▶ _Fragmento seleccionado_:
· · ·
Aquella fue también la era de Teknoland, una consultora coetánea a Tisana que empezó pequeñita y acabó engullida por Terra. En Teknoland montaron las primeras webs de Argentaria, Santander, Renault, Bankinter o Sanitas. La web Teknolandeses recoge su historia y la de sus empleados, que hoy ocupan cargos importantes en grandes empresas o han montado las suyas propias (entre otras, Pocoyó). Los testimonios son un gran reflejo de lo que se cocía. “Los de Argentaria querían que les hiciésemos una web por encima de todo y estábamos colapsados. Les dije: mira, si nos pagáis 100 millones de pesetas a lo mejor nos lo pensamos”, recordaba el cofundador, Luis Cifuentes. “Los pusieron encima de la mesa. A partir de ese momento lo nuestro cotizaba, eran como obras de arte en internet”. Teknoland quebró al estallar la burbuja de las puntocom.
“En esa época”, continúa Ludita, “muchas personas estábamos llegando a las mismas conclusiones en distintos sitios”. Además de Teknoland y Tisana, había varias consultoras más: Experience Consulting, Dnextep (cambió su nombre a DesignIt), The Cocktail o Ifigenia, una rama dentro de Terra encargada de hacer las páginas web. Entonces no había redes sociales sino foros y los nuevos diseñadores se reunían en Cadius, la Comunidad de Arquitectos de Información y Usabilidad. “Quedábamos una vez al mes a llorar penas y compartir experiencias. Y yo propuse crear eventos formativos para compartir recursos”.
Algunos de los trabajos en Software AG se quedaron en un cajón, como el rediseño del Ministerio de Asuntos Exteriores. “Contratamos a un diseñador externo, Nacho Puell, que se iba a las oficinas de Exteriores para ver las colas y cómo eran los servicios. Fue la primera vez que hicimos un planteamiento web no basado en el organigrama del Ministerio, sino en los servicios que el Ministerio ofrecía a la ciudadanía. Había algunos trámites y la bronca entre departamentos era quién se hacía cargo del buzón de atención al cliente”, cuenta. “Se hizo un trabajo espléndido, pero hubo elecciones y no salió”.
En el mundo privado, añade, pasa igual. “Siempre bromeamos con que el banco del futuro está en un cajón, porque se ha diseñado mil veces”.
Inés forma parte de un grupo de trabajo que está asesorando al Ministerio de Ciencia para modernizar la Administración a través del diseño, con referentes tan claros como el del Gobierno británico. Entre sus propuestas está cambiar los sistemas de contratación para que el diseño pueda ir fuera del paquete y se cuente con equipos especializados, porque lo habitual es encargar la conceptualización, el diseño, la tecnología y la comunicación a la misma empresa (véase el caso de la app de “turismo inteligente” de Lepe, que hizo una única empresa por 200.000 euros y no funciona).
“Si sacan una licitación para rehacer la Seguridad Social, van a meter todo en el mismo paquete. Y aunque las grandes empresas que optan a esas licitaciones sí tienen diseñadores, son empresas de tecnología y no le suelen dar tanto valor. Hay que comprender que la definición del producto o servicio, las fases inciciales del proyecto, se hacen desde diseño. Que no es el final, no es pintar”.
· · ·
▶ _Entradas proporcionadas_:
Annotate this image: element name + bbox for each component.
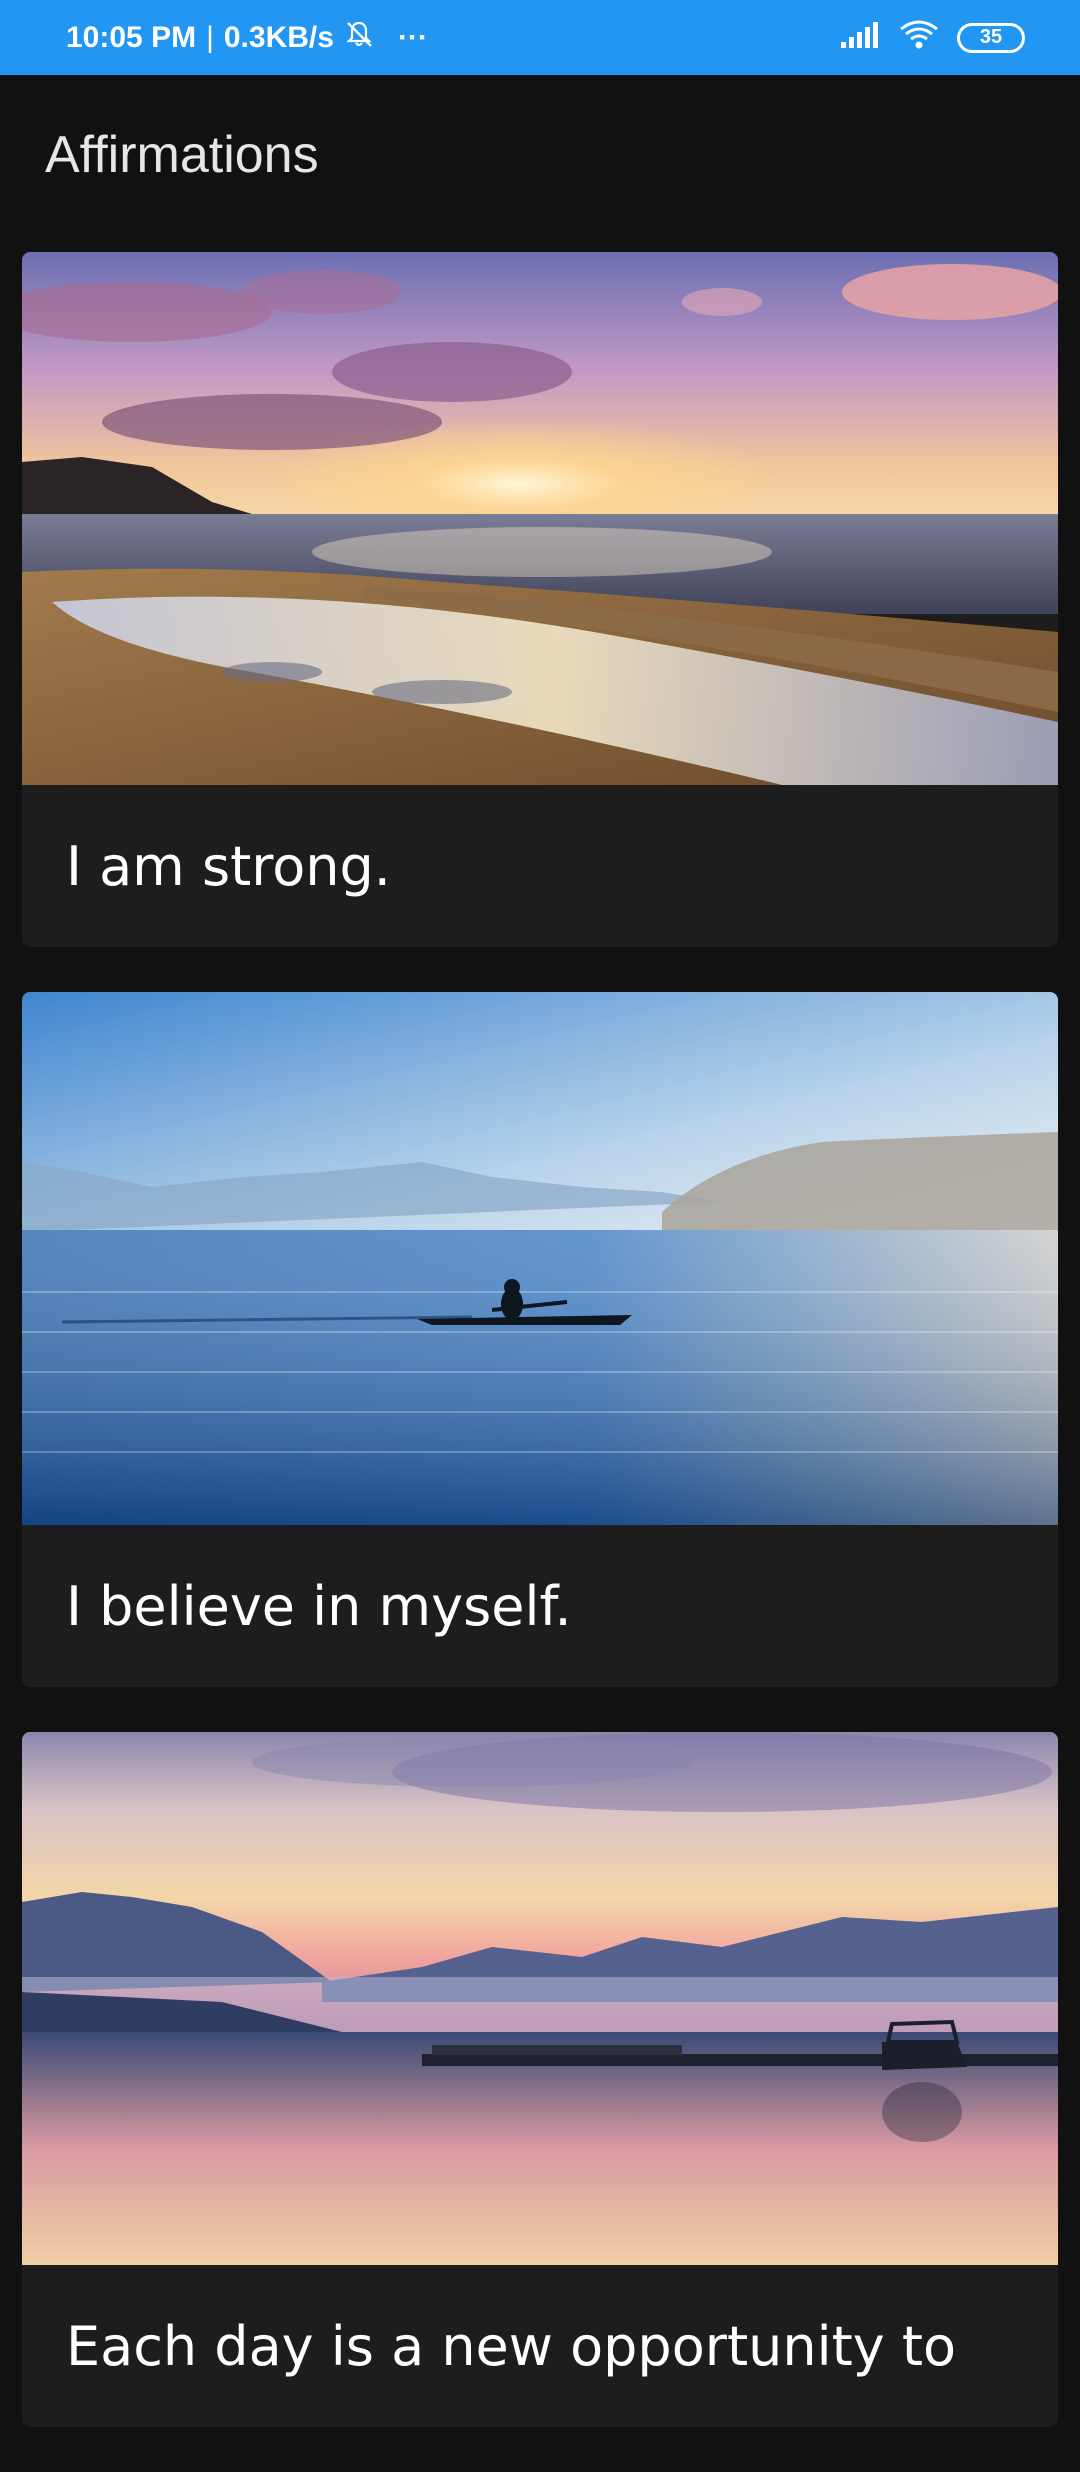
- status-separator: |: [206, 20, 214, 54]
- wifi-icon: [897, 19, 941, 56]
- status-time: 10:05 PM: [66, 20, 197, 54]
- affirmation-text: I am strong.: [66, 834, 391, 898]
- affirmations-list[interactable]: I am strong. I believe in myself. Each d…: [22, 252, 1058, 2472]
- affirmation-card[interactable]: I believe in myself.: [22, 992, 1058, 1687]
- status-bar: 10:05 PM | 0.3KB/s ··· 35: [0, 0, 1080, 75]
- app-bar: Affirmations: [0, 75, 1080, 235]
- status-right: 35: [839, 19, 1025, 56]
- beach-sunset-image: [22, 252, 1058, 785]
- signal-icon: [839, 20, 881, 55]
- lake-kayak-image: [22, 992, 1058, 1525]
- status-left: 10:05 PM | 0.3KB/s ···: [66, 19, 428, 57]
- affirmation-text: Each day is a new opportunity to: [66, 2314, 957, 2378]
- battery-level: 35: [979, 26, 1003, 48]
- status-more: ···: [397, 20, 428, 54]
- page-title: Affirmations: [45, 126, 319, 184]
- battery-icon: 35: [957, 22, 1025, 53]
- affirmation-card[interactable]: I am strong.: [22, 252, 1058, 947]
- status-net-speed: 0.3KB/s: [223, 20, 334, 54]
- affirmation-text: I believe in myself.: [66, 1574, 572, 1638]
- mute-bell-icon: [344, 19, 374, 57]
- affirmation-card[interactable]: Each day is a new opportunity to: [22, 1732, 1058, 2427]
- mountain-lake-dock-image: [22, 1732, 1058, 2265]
· · ·
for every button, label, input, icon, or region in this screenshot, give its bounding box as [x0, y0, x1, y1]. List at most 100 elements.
· · ·
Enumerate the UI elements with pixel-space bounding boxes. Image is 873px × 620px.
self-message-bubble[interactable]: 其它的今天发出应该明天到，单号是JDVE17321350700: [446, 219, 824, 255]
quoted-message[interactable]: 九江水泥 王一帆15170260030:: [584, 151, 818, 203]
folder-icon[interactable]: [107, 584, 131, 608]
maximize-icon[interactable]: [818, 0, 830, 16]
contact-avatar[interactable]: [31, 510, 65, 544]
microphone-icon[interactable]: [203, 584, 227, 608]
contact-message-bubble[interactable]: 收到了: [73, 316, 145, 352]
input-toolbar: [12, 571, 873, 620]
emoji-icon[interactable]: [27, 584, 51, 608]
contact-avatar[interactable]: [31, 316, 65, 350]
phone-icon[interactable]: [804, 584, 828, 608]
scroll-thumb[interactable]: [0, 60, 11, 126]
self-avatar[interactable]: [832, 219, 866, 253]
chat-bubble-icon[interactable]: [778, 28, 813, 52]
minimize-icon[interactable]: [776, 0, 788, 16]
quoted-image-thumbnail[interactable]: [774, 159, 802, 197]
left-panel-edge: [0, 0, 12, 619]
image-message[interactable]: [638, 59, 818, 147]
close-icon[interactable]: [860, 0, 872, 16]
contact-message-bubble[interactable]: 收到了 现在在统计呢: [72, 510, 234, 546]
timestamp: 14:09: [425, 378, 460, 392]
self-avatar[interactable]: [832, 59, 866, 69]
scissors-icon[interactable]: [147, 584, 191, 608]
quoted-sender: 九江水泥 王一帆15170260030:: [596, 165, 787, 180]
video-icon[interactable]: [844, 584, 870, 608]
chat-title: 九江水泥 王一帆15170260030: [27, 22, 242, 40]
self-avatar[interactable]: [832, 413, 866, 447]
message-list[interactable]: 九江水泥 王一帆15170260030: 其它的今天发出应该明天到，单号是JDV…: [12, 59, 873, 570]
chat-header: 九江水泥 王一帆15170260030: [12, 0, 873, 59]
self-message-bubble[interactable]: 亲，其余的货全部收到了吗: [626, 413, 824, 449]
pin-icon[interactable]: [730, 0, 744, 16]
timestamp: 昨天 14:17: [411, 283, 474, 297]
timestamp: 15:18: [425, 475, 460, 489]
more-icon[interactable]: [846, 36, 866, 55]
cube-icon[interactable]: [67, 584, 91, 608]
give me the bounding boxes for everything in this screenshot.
· · ·
▶ _Tareas propuestas_:
**a.** Transcribe literalmente la parte del texto sobre los inicios del diseño web que empieza en "En el mundo" y sigue hasta "y no funciona).".
**b.** Responde, según el texto sobre los inicios del diseño web:
(i) ¿Qué empresa acabó engullendo a Teknoland?
(ii) ¿Cómo se llamaba la consultora que cambió su nombre a DesignIt?
(iii) ¿Por cuánto dinero se hizo la app de "turismo inteligente" de Lepe?
**c.** Prosigue el texto sobre los inicios del diseño web a partir de su última frase.

▶ _Respuestas a tareas_:
**a.**
En el mundo privado, añade, pasa igual. “Siempre bromeamos con que el banco del futuro está en un cajón, porque se ha diseñado mil veces”.
Inés forma parte de un grupo de trabajo que está asesorando al Ministerio de Ciencia para modernizar la Administración a través del diseño, con referentes tan claros como el del Gobierno británico. Entre sus propuestas está cambiar los sistemas de contratación para que el diseño pueda ir fuera del paquete y se cuente con equipos especializados, porque lo habitual es encargar la conceptualización, el diseño, la tecnología y la comunicación a la misma empresa (véase el caso de la app de “turismo inteligente” de Lepe, que hizo una única empresa por 200.000 euros y no funciona).

**b.**
(i) Terra.
(ii) Dnextep.
(iii) Por 200.000 euros.

**c.**
Entre desarrolladores es muy habitual despreciar al usuario, pensar que no sabe hacer nada. ¡Pero no va de eso! Si alguien no sabe usar algo, puede decir: es que tú no lo has diseñado bien
Investigar al “usuario”
Los procesos previos al pintado de pantalla (poner la web bonita, decidir los colores y dónde va cada botón) ayudan a entender mejor esta nueva disciplina. En Idealista, por ejemplo, trabajó diseñando la aplicación que usan las agencias inmobiliarias para subir pisos.
“Para el departamento comercial, el cliente era el director de la agencia inmobiliaria, con quien se tomaban las cañas. Pero la usuaria de esa aplicación era la secretaria, alguien que lo imprimía todo en papel, manejaba los excels y tenía el listado de pisos en la cabeza”, continúa. “Esto lo descubrí yendo a entrevistarlas. Y me llevaba a los desarrolladores. Entre desarrolladores es habitual despreciar al usuario, pensar que no sabe hacer nada. ¡Pero no va de eso! Si ella no sabe subir los pisos, puede decir: es que tú no lo has diseñado bien. Había unos principios de calidad muy serios y se defendía siempre al usuario, por ejemplo, eliminando los duplicados aunque eso perjudicara a las agencias. Pero trabajábamos para quien buscaba piso y su experiencia iba a ser mejor sin duplicados. Éramos muy macarras, pero era una forma de hacer didáctica en el sector”.
Por la misma regla de tres, Canal Cocina, para quien diseñó una aplicación para iPad, entendió que los botones debían ser gordos porque la gente iba a usarla mientras estaba cocinando y con las manos sucias. Y el Museo del Prado, uno de los últimos grandes proyectos en los que ha trabajado, que su web también debía ir orientada a gente que no fuera a visitar el museo en persona.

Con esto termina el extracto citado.